What the task asks :: Work through the data below and give the number of lines holding "title", nothing more.

# START OF Information shown

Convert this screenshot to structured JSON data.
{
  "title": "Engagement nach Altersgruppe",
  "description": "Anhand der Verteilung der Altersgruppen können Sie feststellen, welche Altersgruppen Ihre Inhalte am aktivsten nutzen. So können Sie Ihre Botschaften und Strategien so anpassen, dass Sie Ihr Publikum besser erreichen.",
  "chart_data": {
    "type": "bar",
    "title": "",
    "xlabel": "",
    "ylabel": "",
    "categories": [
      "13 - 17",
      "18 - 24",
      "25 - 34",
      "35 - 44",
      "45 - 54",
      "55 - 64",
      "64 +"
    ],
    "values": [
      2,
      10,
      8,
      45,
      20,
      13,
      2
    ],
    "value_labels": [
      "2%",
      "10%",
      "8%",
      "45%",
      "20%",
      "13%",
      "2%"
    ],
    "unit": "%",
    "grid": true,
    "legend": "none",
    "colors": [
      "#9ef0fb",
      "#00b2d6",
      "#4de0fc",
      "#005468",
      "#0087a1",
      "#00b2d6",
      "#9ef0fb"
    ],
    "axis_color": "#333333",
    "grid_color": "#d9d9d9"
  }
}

# END OF Information shown

Response :: 2